> **WORK TO DO**
Copy the entries below exactly. Images do not belong in the copy.

> **EXERCISE MATERIALS**

----------------------------------------

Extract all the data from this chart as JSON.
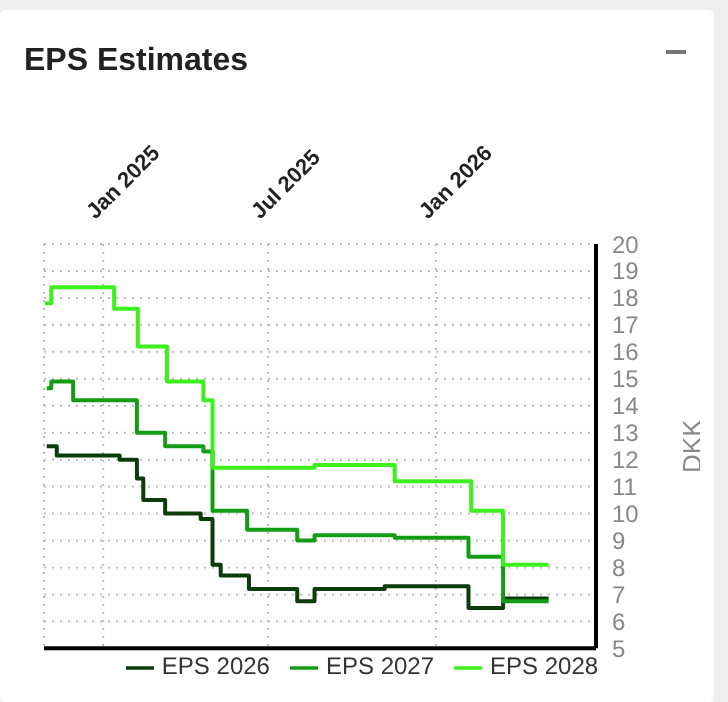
{
  "chart_data": {
    "type": "step",
    "title": "EPS Estimates",
    "ylabel": "DKK",
    "xlim": [
      "2024-10-28",
      "2026-06-26"
    ],
    "xticks": [
      {
        "value": "2025-01-01",
        "label": "Jan 2025"
      },
      {
        "value": "2025-07-01",
        "label": "Jul 2025"
      },
      {
        "value": "2026-01-01",
        "label": "Jan 2026"
      }
    ],
    "ylim": [
      5,
      20
    ],
    "yticks": [
      5,
      6,
      7,
      8,
      9,
      10,
      11,
      12,
      13,
      14,
      15,
      16,
      17,
      18,
      19,
      20
    ],
    "grid": true,
    "legend": "bottom",
    "marker": "none",
    "line_style": "solid",
    "series": [
      {
        "name": "EPS 2026",
        "color": "#0b3d0b",
        "x": [
          "2024-10-31",
          "2024-11-11",
          "2025-01-19",
          "2025-02-07",
          "2025-02-14",
          "2025-03-10",
          "2025-04-18",
          "2025-05-01",
          "2025-05-10",
          "2025-06-10",
          "2025-08-02",
          "2025-08-21",
          "2025-11-06",
          "2026-02-06",
          "2026-03-16",
          "2026-05-05"
        ],
        "values": [
          12.5,
          12.15,
          12.0,
          11.3,
          10.5,
          10.0,
          9.8,
          8.1,
          7.7,
          7.2,
          6.75,
          7.2,
          7.3,
          6.5,
          6.85,
          6.85
        ]
      },
      {
        "name": "EPS 2027",
        "color": "#149c14",
        "x": [
          "2024-10-31",
          "2024-11-05",
          "2024-11-29",
          "2025-02-07",
          "2025-03-10",
          "2025-04-21",
          "2025-05-01",
          "2025-06-08",
          "2025-08-02",
          "2025-08-21",
          "2025-11-17",
          "2026-02-06",
          "2026-03-16",
          "2026-05-05"
        ],
        "values": [
          14.65,
          14.9,
          14.2,
          13.0,
          12.5,
          12.3,
          10.1,
          9.4,
          9.0,
          9.2,
          9.1,
          8.4,
          6.75,
          6.75
        ]
      },
      {
        "name": "EPS 2028",
        "color": "#3cf01c",
        "x": [
          "2024-10-29",
          "2024-11-05",
          "2025-01-13",
          "2025-02-08",
          "2025-03-12",
          "2025-04-21",
          "2025-05-01",
          "2025-08-21",
          "2025-11-17",
          "2026-02-02",
          "2026-02-09",
          "2026-03-16",
          "2026-05-05"
        ],
        "values": [
          17.8,
          18.4,
          17.6,
          16.2,
          14.9,
          14.2,
          11.7,
          11.8,
          11.2,
          11.2,
          10.1,
          8.1,
          8.1
        ]
      }
    ]
  }
}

----------------------------------------

> **SOLUTION TO THE PROBLEM**
Extract all the data from this chart as JSON.
{
  "chart_data": {
    "type": "step",
    "title": "EPS Estimates",
    "ylabel": "DKK",
    "xlim": [
      "2024-10-28",
      "2026-06-26"
    ],
    "xticks": [
      {
        "value": "2025-01-01",
        "label": "Jan 2025"
      },
      {
        "value": "2025-07-01",
        "label": "Jul 2025"
      },
      {
        "value": "2026-01-01",
        "label": "Jan 2026"
      }
    ],
    "ylim": [
      5,
      20
    ],
    "yticks": [
      5,
      6,
      7,
      8,
      9,
      10,
      11,
      12,
      13,
      14,
      15,
      16,
      17,
      18,
      19,
      20
    ],
    "grid": true,
    "legend": "bottom",
    "marker": "none",
    "line_style": "solid",
    "series": [
      {
        "name": "EPS 2026",
        "color": "#0b3d0b",
        "x": [
          "2024-10-31",
          "2024-11-11",
          "2025-01-19",
          "2025-02-07",
          "2025-02-14",
          "2025-03-10",
          "2025-04-18",
          "2025-05-01",
          "2025-05-10",
          "2025-06-10",
          "2025-08-02",
          "2025-08-21",
          "2025-11-06",
          "2026-02-06",
          "2026-03-16",
          "2026-05-05"
        ],
        "values": [
          12.5,
          12.15,
          12.0,
          11.3,
          10.5,
          10.0,
          9.8,
          8.1,
          7.7,
          7.2,
          6.75,
          7.2,
          7.3,
          6.5,
          6.85,
          6.85
        ]
      },
      {
        "name": "EPS 2027",
        "color": "#149c14",
        "x": [
          "2024-10-31",
          "2024-11-05",
          "2024-11-29",
          "2025-02-07",
          "2025-03-10",
          "2025-04-21",
          "2025-05-01",
          "2025-06-08",
          "2025-08-02",
          "2025-08-21",
          "2025-11-17",
          "2026-02-06",
          "2026-03-16",
          "2026-05-05"
        ],
        "values": [
          14.65,
          14.9,
          14.2,
          13.0,
          12.5,
          12.3,
          10.1,
          9.4,
          9.0,
          9.2,
          9.1,
          8.4,
          6.75,
          6.75
        ]
      },
      {
        "name": "EPS 2028",
        "color": "#3cf01c",
        "x": [
          "2024-10-29",
          "2024-11-05",
          "2025-01-13",
          "2025-02-08",
          "2025-03-12",
          "2025-04-21",
          "2025-05-01",
          "2025-08-21",
          "2025-11-17",
          "2026-02-02",
          "2026-02-09",
          "2026-03-16",
          "2026-05-05"
        ],
        "values": [
          17.8,
          18.4,
          17.6,
          16.2,
          14.9,
          14.2,
          11.7,
          11.8,
          11.2,
          11.2,
          10.1,
          8.1,
          8.1
        ]
      }
    ]
  }
}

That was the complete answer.